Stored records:
________________________________________

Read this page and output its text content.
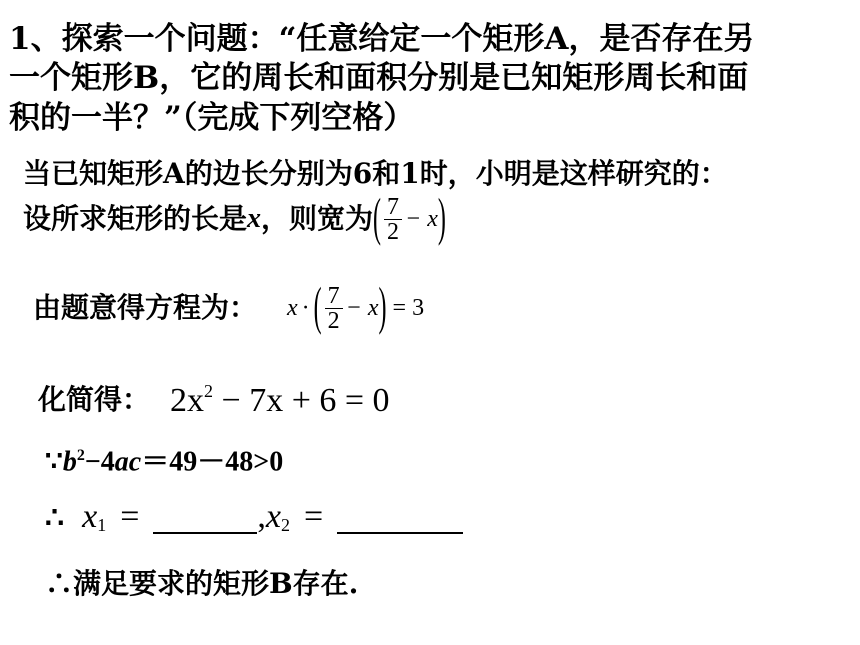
1、探索一个问题：“任意给定一个矩形A，是否存在另
一个矩形B，它的周长和面积分别是已知矩形周长和面
积的一半？”（完成下列空格）
当已知矩形A的边长分别为6和1时，小明是这样研究的：
设所求矩形的长是 x ，则宽为 ( $\frac{7}{2} - x$ )
由题意得方程为： x · ( $\frac{7}{2} - x$ ) = 3
化简得： $2x^2 - 7x + 6 = 0$
$\because b^2-4ac=49-48>0$
∴ $x_1$ =	, $x_2$ =
∴满足要求的矩形B存在.
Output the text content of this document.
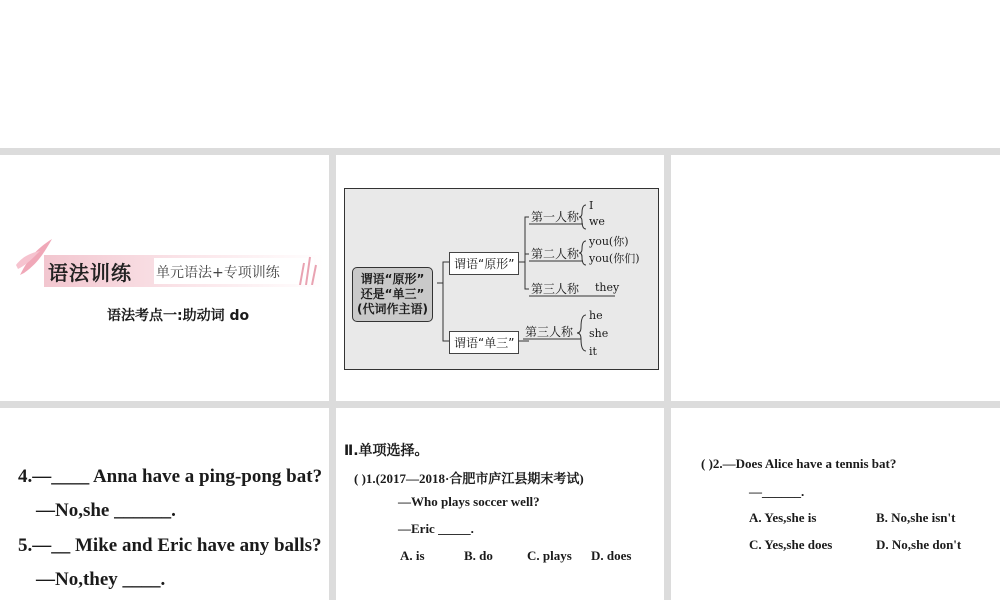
语法训练 单元语法+专项训练
语法考点一:助动词 do
谓语“原形”
还是“单三”
(代词作主语)
谓语“原形”
谓语“单三”
第一人称
I
we
第二人称
you(你)
you(你们)
第三人称 they
第三人称
he
she
it
4.—____ Anna have a ping-pong bat?
—No,she ______.
5.—__ Mike and Eric have any balls?
—No,they ____.
Ⅱ.单项选择。
( )1.(2017—2018·合肥市庐江县期末考试)
—Who plays soccer well?
—Eric _____.
A. is	B. do	C. plays D. does
( )2.—Does Alice have a tennis bat?
—______.
A. Yes,she is	B. No,she isn't
C. Yes,she does	D. No,she don't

________________________________________

• [WORK INSTRUCTIONS]:
All lines from the one containing "Output the text content of this document." through the end of the data are to be written out exactly, with nothing added; skip the pictures.

• [FINAL RESULT]:
Output the text content of this document.
语法训练 单元语法+专项训练
语法考点一:助动词 do
谓语“原形”
还是“单三”
(代词作主语)
谓语“原形”
谓语“单三”
第一人称
I
we
第二人称
you(你)
you(你们)
第三人称 they
第三人称
he
she
it
4.—____ Anna have a ping-pong bat?
—No,she ______.
5.—__ Mike and Eric have any balls?
—No,they ____.
Ⅱ.单项选择。
( )1.(2017—2018·合肥市庐江县期末考试)
—Who plays soccer well?
—Eric _____.
A. is	B. do	C. plays D. does
( )2.—Does Alice have a tennis bat?
—______.
A. Yes,she is	B. No,she isn't
C. Yes,she does	D. No,she don't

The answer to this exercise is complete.